Element location data
+ + + + + + +
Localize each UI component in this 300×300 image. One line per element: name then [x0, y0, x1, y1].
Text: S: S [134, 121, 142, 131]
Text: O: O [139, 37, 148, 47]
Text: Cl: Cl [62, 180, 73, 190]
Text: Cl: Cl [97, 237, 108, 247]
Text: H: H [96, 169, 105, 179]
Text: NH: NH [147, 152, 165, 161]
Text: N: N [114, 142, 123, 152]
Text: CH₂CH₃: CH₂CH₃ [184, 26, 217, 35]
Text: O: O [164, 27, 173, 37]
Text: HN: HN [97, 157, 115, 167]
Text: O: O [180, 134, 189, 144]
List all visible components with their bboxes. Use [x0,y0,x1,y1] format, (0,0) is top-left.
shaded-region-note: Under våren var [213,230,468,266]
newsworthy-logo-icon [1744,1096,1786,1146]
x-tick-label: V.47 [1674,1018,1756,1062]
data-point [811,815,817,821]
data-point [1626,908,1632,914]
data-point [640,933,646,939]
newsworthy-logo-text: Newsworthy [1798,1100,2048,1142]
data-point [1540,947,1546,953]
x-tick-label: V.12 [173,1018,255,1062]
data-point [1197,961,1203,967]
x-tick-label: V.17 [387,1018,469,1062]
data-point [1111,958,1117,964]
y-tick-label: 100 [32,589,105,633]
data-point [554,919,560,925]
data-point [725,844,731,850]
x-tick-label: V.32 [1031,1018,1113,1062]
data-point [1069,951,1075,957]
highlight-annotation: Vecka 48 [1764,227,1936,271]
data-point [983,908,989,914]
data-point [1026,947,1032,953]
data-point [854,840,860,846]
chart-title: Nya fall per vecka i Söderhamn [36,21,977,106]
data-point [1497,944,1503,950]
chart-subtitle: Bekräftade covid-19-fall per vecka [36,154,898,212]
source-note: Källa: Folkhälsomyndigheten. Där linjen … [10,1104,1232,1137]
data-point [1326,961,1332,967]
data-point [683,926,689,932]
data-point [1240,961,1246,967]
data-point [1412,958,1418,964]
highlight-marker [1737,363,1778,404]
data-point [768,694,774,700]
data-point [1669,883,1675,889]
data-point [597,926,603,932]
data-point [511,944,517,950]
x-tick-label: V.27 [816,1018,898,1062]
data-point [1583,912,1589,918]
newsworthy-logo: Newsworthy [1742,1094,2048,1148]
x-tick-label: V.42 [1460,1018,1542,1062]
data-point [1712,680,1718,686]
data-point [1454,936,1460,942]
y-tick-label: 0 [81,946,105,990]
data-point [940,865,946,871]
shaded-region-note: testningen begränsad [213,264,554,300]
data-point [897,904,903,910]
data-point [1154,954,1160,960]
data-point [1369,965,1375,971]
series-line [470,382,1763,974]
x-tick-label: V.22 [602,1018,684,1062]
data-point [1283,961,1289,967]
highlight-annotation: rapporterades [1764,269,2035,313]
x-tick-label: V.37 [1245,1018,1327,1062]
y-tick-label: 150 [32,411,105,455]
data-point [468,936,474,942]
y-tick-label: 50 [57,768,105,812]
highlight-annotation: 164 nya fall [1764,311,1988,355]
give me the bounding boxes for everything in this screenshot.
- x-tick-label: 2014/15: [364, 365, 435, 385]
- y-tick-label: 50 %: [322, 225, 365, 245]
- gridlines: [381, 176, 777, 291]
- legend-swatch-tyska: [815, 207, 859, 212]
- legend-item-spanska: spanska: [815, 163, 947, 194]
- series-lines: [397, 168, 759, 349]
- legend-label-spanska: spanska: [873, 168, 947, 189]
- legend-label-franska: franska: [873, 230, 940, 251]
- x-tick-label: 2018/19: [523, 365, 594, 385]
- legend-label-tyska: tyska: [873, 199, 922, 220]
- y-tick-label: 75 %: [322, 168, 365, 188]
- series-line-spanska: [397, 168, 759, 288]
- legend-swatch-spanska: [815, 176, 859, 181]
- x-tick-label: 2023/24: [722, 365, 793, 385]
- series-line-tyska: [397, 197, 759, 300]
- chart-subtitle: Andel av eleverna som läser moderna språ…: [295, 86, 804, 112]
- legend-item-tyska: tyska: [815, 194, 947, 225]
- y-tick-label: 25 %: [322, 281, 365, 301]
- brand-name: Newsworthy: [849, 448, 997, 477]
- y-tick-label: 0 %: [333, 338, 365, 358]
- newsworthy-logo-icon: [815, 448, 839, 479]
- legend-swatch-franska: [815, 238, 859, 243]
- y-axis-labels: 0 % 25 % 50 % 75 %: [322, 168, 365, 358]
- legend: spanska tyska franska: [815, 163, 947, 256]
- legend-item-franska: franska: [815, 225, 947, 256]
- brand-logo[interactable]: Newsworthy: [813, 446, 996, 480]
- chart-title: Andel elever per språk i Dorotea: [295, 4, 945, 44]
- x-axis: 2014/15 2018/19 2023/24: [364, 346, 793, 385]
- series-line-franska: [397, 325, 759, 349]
+ + + + + + +
AIM: Present every line of the records above as a numbered list, omitting any blank lines.

RESULT OF THE EXERCISE:
1. Localize each UI component in this 300×300 image. One line per element: name then [x0, y0, x1, y1].
2. Text: S: S [134, 121, 142, 131]
3. Text: O: O [139, 37, 148, 47]
4. Text: Cl: Cl [62, 180, 73, 190]
5. Text: Cl: Cl [97, 237, 108, 247]
6. Text: H: H [96, 169, 105, 179]
7. Text: NH: NH [147, 152, 165, 161]
8. Text: N: N [114, 142, 123, 152]
9. Text: CH₂CH₃: CH₂CH₃ [184, 26, 217, 35]
10. Text: O: O [164, 27, 173, 37]
11. Text: HN: HN [97, 157, 115, 167]
12. Text: O: O [180, 134, 189, 144]
13. List all visible components with their bboxes. Use [x0,y0,x1,y1] format, (0,0) is top-left.
14. shaded-region-note: Under våren var [213,230,468,266]
15. newsworthy-logo-icon [1744,1096,1786,1146]
16. x-tick-label: V.47 [1674,1018,1756,1062]
17. data-point [811,815,817,821]
18. data-point [1626,908,1632,914]
19. data-point [640,933,646,939]
20. newsworthy-logo-text: Newsworthy [1798,1100,2048,1142]
21. data-point [1540,947,1546,953]
22. x-tick-label: V.12 [173,1018,255,1062]
23. data-point [1197,961,1203,967]
24. x-tick-label: V.17 [387,1018,469,1062]
25. data-point [1111,958,1117,964]
26. y-tick-label: 100 [32,589,105,633]
27. data-point [554,919,560,925]
28. data-point [725,844,731,850]
29. x-tick-label: V.32 [1031,1018,1113,1062]
30. data-point [1069,951,1075,957]
31. highlight-annotation: Vecka 48 [1764,227,1936,271]
32. data-point [983,908,989,914]
33. data-point [1026,947,1032,953]
34. data-point [854,840,860,846]
35. chart-title: Nya fall per vecka i Söderhamn [36,21,977,106]
36. data-point [1497,944,1503,950]
37. chart-subtitle: Bekräftade covid-19-fall per vecka [36,154,898,212]
38. source-note: Källa: Folkhälsomyndigheten. Där linjen … [10,1104,1232,1137]
39. data-point [1326,961,1332,967]
40. data-point [683,926,689,932]
41. data-point [1240,961,1246,967]
42. data-point [1412,958,1418,964]
43. highlight-marker [1737,363,1778,404]
44. data-point [768,694,774,700]
45. data-point [1669,883,1675,889]
46. data-point [597,926,603,932]
47. data-point [511,944,517,950]
48. x-tick-label: V.27 [816,1018,898,1062]
49. data-point [1583,912,1589,918]
50. newsworthy-logo: Newsworthy [1742,1094,2048,1148]
51. x-tick-label: V.42 [1460,1018,1542,1062]
52. data-point [1712,680,1718,686]
53. data-point [1454,936,1460,942]
54. y-tick-label: 0 [81,946,105,990]
55. data-point [940,865,946,871]
56. shaded-region-note: testningen begränsad [213,264,554,300]
57. data-point [897,904,903,910]
58. data-point [1154,954,1160,960]
59. data-point [1369,965,1375,971]
60. series-line [470,382,1763,974]
61. x-tick-label: V.22 [602,1018,684,1062]
62. data-point [1283,961,1289,967]
63. highlight-annotation: rapporterades [1764,269,2035,313]
64. x-tick-label: V.37 [1245,1018,1327,1062]
65. y-tick-label: 150 [32,411,105,455]
66. data-point [468,936,474,942]
67. y-tick-label: 50 [57,768,105,812]
68. highlight-annotation: 164 nya fall [1764,311,1988,355]
69. give me the bounding boxes for everything in this screenshot.
70. - x-tick-label: 2014/15: [364, 365, 435, 385]
71. - y-tick-label: 50 %: [322, 225, 365, 245]
72. - gridlines: [381, 176, 777, 291]
73. - legend-swatch-tyska: [815, 207, 859, 212]
74. - legend-item-spanska: spanska: [815, 163, 947, 194]
75. - series-lines: [397, 168, 759, 349]
76. - legend-label-spanska: spanska: [873, 168, 947, 189]
77. - legend-label-franska: franska: [873, 230, 940, 251]
78. - x-tick-label: 2018/19: [523, 365, 594, 385]
79. - legend-label-tyska: tyska: [873, 199, 922, 220]
80. - y-tick-label: 75 %: [322, 168, 365, 188]
81. - series-line-spanska: [397, 168, 759, 288]
82. - legend-swatch-spanska: [815, 176, 859, 181]
83. - x-tick-label: 2023/24: [722, 365, 793, 385]
84. - series-line-tyska: [397, 197, 759, 300]
85. - chart-subtitle: Andel av eleverna som läser moderna språ…: [295, 86, 804, 112]
86. - legend-item-tyska: tyska: [815, 194, 947, 225]
87. - y-tick-label: 25 %: [322, 281, 365, 301]
88. - brand-name: Newsworthy: [849, 448, 997, 477]
89. - y-tick-label: 0 %: [333, 338, 365, 358]
90. - newsworthy-logo-icon: [815, 448, 839, 479]
91. - legend-swatch-franska: [815, 238, 859, 243]
92. - y-axis-labels: 0 % 25 % 50 % 75 %: [322, 168, 365, 358]
93. - legend: spanska tyska franska: [815, 163, 947, 256]
94. - legend-item-franska: franska: [815, 225, 947, 256]
95. - brand-logo[interactable]: Newsworthy: [813, 446, 996, 480]
96. - chart-title: Andel elever per språk i Dorotea: [295, 4, 945, 44]
97. - x-axis: 2014/15 2018/19 2023/24: [364, 346, 793, 385]
98. - series-line-franska: [397, 325, 759, 349]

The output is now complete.